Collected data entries

##########

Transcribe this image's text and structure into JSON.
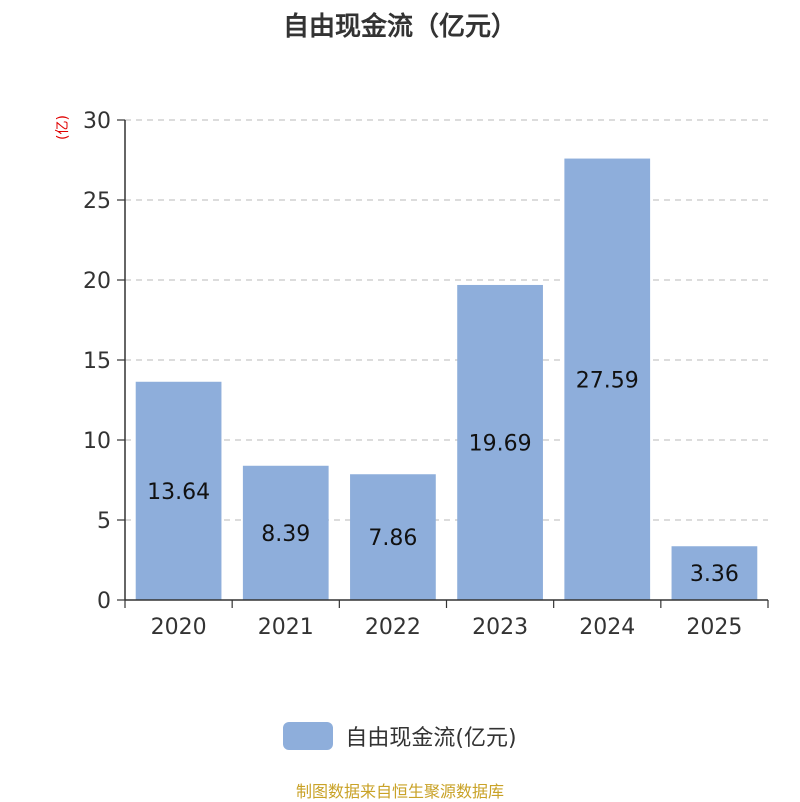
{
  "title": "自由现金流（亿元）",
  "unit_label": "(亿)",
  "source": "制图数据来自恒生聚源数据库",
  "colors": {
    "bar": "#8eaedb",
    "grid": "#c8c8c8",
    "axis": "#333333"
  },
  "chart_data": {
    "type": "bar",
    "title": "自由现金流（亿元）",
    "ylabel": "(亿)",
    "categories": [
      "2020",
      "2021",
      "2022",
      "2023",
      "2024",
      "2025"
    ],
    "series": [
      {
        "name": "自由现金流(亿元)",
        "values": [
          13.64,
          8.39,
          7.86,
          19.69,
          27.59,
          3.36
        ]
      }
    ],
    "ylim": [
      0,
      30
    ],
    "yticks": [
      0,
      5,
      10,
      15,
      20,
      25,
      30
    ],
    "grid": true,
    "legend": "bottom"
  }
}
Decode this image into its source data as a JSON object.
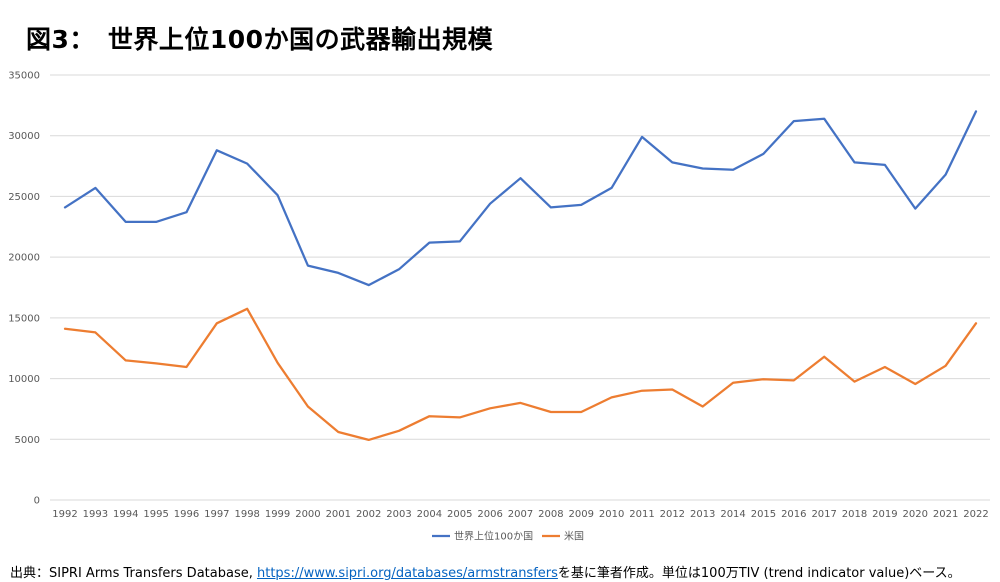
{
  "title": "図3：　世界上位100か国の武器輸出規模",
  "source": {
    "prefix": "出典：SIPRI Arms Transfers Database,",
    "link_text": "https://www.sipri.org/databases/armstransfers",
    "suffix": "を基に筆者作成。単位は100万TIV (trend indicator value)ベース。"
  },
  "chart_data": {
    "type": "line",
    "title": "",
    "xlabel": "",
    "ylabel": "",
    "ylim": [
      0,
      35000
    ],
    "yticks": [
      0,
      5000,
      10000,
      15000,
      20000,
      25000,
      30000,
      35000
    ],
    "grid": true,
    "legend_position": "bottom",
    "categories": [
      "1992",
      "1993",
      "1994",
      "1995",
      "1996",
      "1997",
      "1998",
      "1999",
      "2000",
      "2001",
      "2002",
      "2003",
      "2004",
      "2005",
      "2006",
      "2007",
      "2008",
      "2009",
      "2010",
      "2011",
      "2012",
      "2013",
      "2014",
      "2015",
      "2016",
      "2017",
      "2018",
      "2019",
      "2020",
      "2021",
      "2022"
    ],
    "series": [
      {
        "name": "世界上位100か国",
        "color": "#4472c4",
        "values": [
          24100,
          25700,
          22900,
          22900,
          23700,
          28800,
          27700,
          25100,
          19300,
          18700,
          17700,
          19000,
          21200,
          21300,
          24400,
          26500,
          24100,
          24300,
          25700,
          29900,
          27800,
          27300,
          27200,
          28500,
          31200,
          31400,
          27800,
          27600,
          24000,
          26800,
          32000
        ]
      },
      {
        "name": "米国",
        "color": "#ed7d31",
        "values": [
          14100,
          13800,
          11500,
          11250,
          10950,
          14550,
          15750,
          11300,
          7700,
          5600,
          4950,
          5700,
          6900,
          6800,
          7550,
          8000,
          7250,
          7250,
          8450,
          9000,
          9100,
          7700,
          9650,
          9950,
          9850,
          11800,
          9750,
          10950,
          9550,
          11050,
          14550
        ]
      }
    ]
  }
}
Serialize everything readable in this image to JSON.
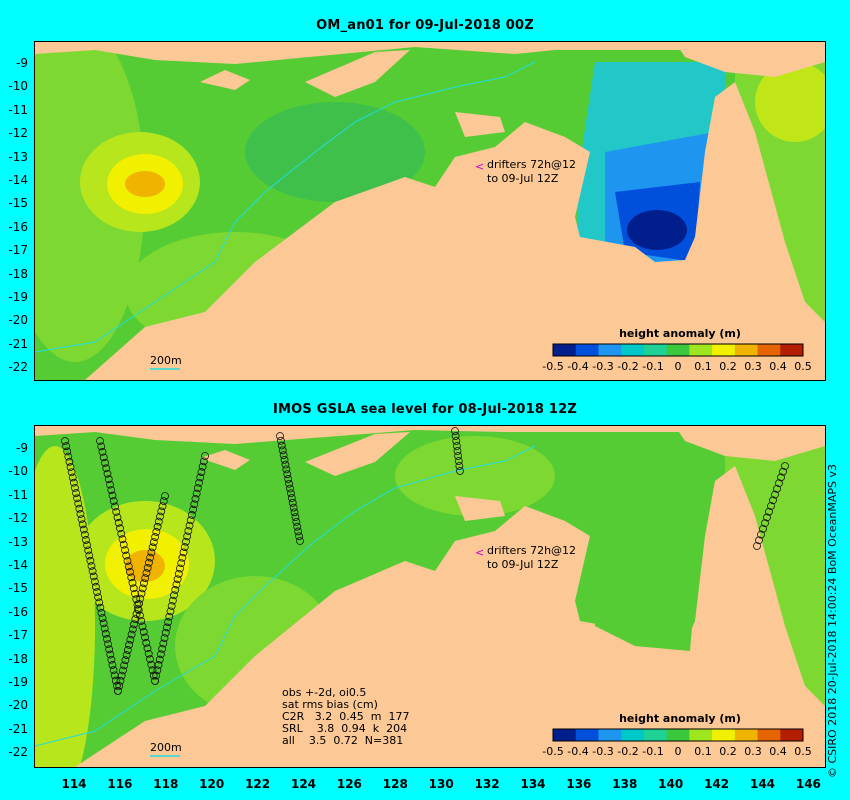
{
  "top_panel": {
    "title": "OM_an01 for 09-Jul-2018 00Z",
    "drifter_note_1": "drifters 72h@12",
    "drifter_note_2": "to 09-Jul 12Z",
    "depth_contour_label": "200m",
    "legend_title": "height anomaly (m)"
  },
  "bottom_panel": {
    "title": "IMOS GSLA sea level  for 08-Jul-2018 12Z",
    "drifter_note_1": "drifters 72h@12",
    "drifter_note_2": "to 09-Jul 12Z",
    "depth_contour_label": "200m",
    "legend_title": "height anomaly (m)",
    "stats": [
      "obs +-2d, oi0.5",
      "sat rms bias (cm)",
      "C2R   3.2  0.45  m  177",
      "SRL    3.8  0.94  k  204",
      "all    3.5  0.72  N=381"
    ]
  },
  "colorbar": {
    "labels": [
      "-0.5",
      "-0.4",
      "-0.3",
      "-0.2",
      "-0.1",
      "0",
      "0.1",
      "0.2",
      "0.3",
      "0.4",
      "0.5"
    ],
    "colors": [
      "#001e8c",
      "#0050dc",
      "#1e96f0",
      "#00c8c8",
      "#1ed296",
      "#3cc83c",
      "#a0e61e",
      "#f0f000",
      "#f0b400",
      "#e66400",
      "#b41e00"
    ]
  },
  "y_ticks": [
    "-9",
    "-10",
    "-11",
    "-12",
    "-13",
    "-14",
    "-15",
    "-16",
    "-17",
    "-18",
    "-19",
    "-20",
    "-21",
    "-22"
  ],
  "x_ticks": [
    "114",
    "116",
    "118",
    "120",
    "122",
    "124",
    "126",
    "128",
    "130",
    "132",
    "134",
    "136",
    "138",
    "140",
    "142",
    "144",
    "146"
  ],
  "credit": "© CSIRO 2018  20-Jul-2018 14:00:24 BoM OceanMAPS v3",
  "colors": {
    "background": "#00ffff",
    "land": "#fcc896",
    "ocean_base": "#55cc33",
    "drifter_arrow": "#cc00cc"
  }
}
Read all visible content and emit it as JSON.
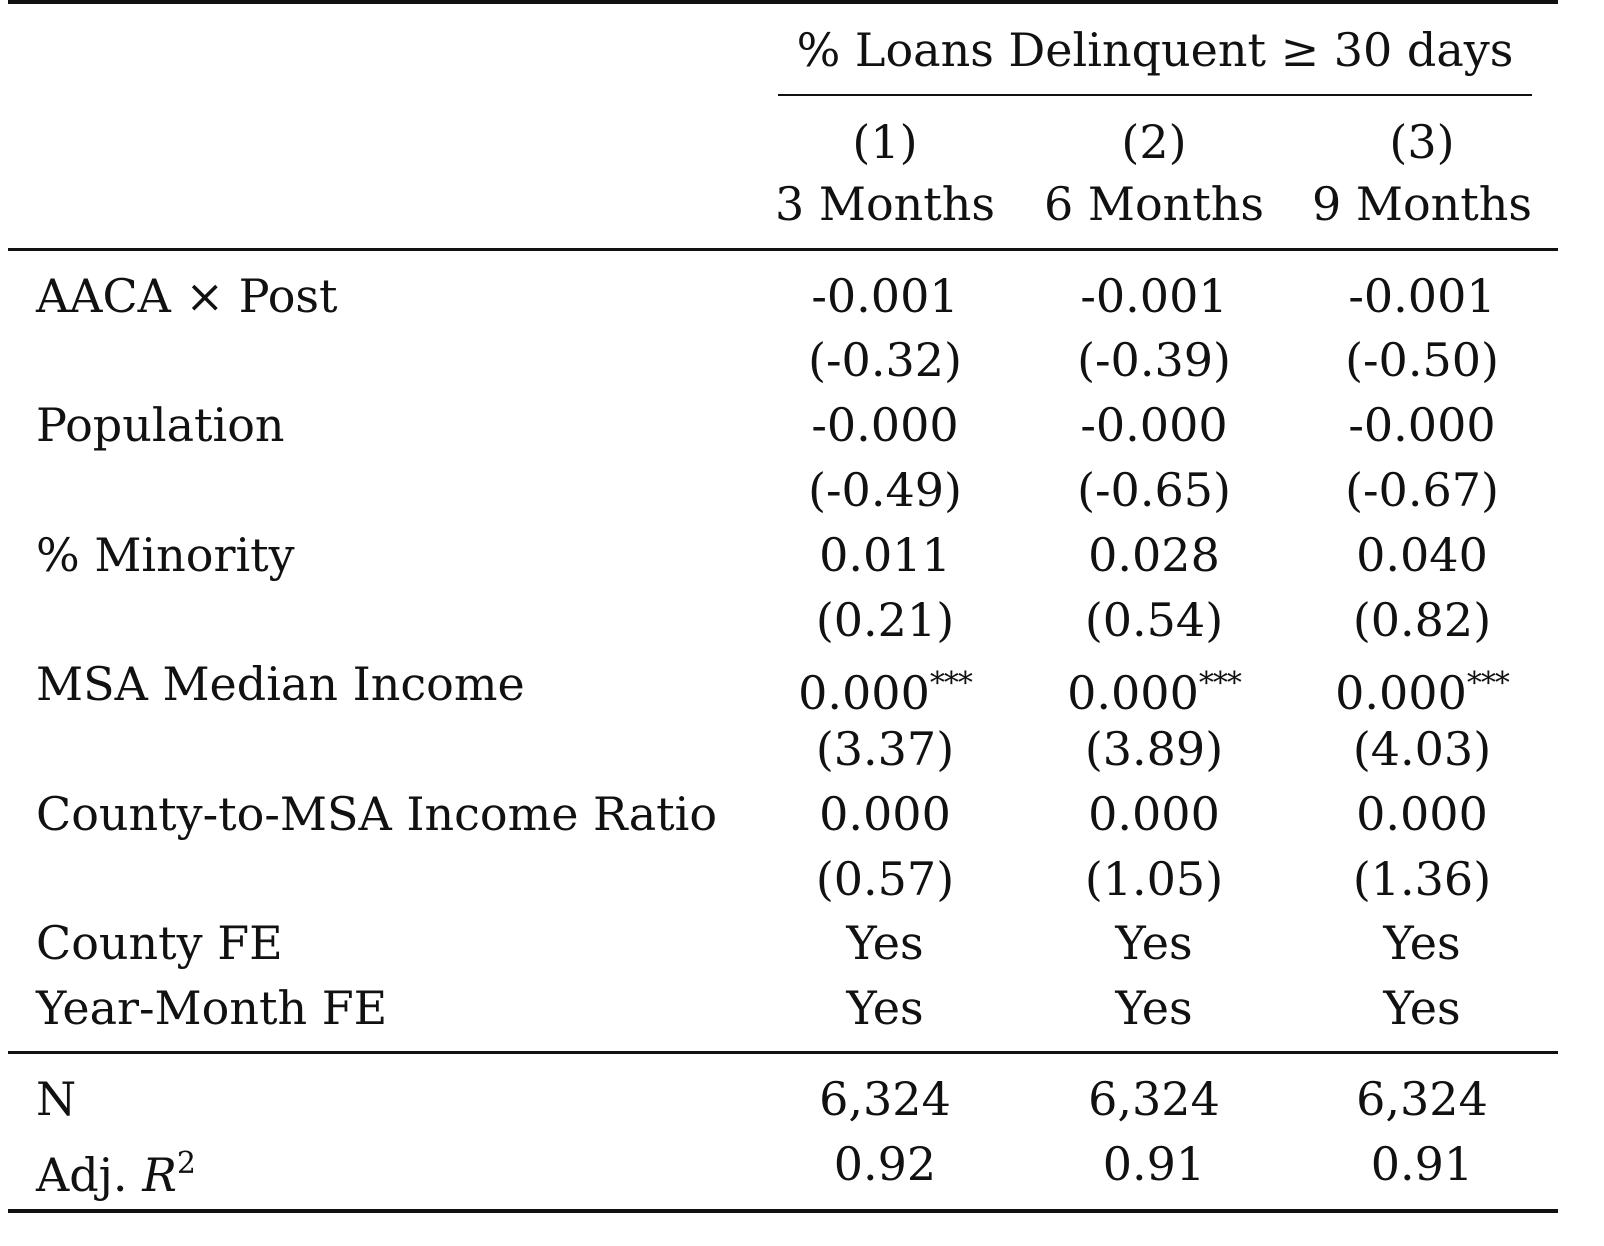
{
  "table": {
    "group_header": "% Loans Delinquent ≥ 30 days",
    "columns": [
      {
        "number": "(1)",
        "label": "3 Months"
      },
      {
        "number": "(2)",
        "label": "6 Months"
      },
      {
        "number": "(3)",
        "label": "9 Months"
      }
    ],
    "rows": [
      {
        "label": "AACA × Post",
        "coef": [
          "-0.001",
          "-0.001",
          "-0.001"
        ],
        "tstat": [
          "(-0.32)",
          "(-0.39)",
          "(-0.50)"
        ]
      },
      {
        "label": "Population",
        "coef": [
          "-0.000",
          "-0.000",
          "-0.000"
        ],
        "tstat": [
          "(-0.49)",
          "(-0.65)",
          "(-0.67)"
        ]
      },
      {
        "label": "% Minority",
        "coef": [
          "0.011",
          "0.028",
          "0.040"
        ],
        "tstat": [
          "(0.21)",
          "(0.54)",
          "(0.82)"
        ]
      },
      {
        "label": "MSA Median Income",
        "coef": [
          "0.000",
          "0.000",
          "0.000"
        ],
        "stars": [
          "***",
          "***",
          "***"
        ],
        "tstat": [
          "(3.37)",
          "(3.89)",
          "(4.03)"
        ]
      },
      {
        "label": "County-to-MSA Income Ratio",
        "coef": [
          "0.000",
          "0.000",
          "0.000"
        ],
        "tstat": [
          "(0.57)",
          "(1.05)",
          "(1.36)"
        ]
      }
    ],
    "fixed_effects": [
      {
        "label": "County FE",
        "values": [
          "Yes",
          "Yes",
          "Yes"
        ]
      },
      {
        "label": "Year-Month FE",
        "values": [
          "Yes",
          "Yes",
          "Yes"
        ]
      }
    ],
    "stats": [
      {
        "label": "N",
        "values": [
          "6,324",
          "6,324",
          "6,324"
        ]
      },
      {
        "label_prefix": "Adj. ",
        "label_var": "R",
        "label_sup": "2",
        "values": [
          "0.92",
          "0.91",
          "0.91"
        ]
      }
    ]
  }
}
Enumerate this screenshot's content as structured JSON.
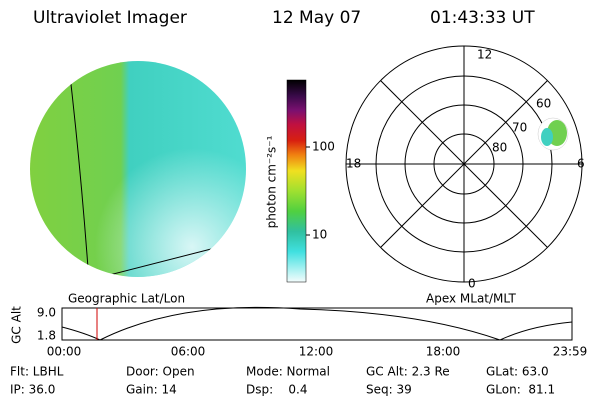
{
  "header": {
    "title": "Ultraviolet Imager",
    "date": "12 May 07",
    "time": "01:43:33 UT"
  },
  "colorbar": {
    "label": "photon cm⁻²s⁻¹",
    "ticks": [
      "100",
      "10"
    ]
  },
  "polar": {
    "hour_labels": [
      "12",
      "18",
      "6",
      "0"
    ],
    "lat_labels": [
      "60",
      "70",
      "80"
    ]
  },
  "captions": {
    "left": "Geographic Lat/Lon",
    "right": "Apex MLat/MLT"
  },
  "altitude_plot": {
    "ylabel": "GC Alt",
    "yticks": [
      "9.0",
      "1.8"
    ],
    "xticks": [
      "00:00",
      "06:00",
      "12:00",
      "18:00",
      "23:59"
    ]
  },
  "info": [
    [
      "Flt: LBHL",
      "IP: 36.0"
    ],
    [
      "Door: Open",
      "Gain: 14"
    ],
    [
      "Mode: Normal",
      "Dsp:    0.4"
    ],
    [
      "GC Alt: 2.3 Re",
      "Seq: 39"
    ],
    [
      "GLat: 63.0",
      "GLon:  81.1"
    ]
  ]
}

##########

Pick out the lines above containing the word "anomaly", then copy them.

    "legend_title": "height anomaly (m)"
    "legend_title": "height anomaly (m)",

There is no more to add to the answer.